Restate, word for word, all of the material shown below.
<<<<
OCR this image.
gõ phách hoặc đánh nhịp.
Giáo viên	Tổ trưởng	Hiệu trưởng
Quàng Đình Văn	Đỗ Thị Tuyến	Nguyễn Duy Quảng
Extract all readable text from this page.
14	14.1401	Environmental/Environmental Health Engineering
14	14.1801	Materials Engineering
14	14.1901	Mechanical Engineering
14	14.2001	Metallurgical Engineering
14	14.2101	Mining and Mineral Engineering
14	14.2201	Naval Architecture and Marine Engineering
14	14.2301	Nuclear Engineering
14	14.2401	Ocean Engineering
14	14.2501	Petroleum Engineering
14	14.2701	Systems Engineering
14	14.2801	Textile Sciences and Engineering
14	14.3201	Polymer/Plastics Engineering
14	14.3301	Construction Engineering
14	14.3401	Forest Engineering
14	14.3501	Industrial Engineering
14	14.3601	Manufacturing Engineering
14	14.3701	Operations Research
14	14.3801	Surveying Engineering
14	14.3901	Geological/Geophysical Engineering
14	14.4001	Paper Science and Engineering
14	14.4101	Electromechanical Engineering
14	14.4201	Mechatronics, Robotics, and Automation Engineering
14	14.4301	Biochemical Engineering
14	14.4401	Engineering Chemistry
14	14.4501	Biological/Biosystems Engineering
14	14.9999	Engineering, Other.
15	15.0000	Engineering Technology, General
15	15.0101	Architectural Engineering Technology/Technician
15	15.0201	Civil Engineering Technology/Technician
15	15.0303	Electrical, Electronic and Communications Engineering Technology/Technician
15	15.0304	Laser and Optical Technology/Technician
>>>>
# Exercise solution:
OCR this image.
gõ phách hoặc đánh nhịp.
Giáo viên	Tổ trưởng	Hiệu trưởng
Quàng Đình Văn	Đỗ Thị Tuyến	Nguyễn Duy Quảng
Extract all readable text from this page.
14	14.1401	Environmental/Environmental Health Engineering
14	14.1801	Materials Engineering
14	14.1901	Mechanical Engineering
14	14.2001	Metallurgical Engineering
14	14.2101	Mining and Mineral Engineering
14	14.2201	Naval Architecture and Marine Engineering
14	14.2301	Nuclear Engineering
14	14.2401	Ocean Engineering
14	14.2501	Petroleum Engineering
14	14.2701	Systems Engineering
14	14.2801	Textile Sciences and Engineering
14	14.3201	Polymer/Plastics Engineering
14	14.3301	Construction Engineering
14	14.3401	Forest Engineering
14	14.3501	Industrial Engineering
14	14.3601	Manufacturing Engineering
14	14.3701	Operations Research
14	14.3801	Surveying Engineering
14	14.3901	Geological/Geophysical Engineering
14	14.4001	Paper Science and Engineering
14	14.4101	Electromechanical Engineering
14	14.4201	Mechatronics, Robotics, and Automation Engineering
14	14.4301	Biochemical Engineering
14	14.4401	Engineering Chemistry
14	14.4501	Biological/Biosystems Engineering
14	14.9999	Engineering, Other.
15	15.0000	Engineering Technology, General
15	15.0101	Architectural Engineering Technology/Technician
15	15.0201	Civil Engineering Technology/Technician
15	15.0303	Electrical, Electronic and Communications Engineering Technology/Technician
15	15.0304	Laser and Optical Technology/Technician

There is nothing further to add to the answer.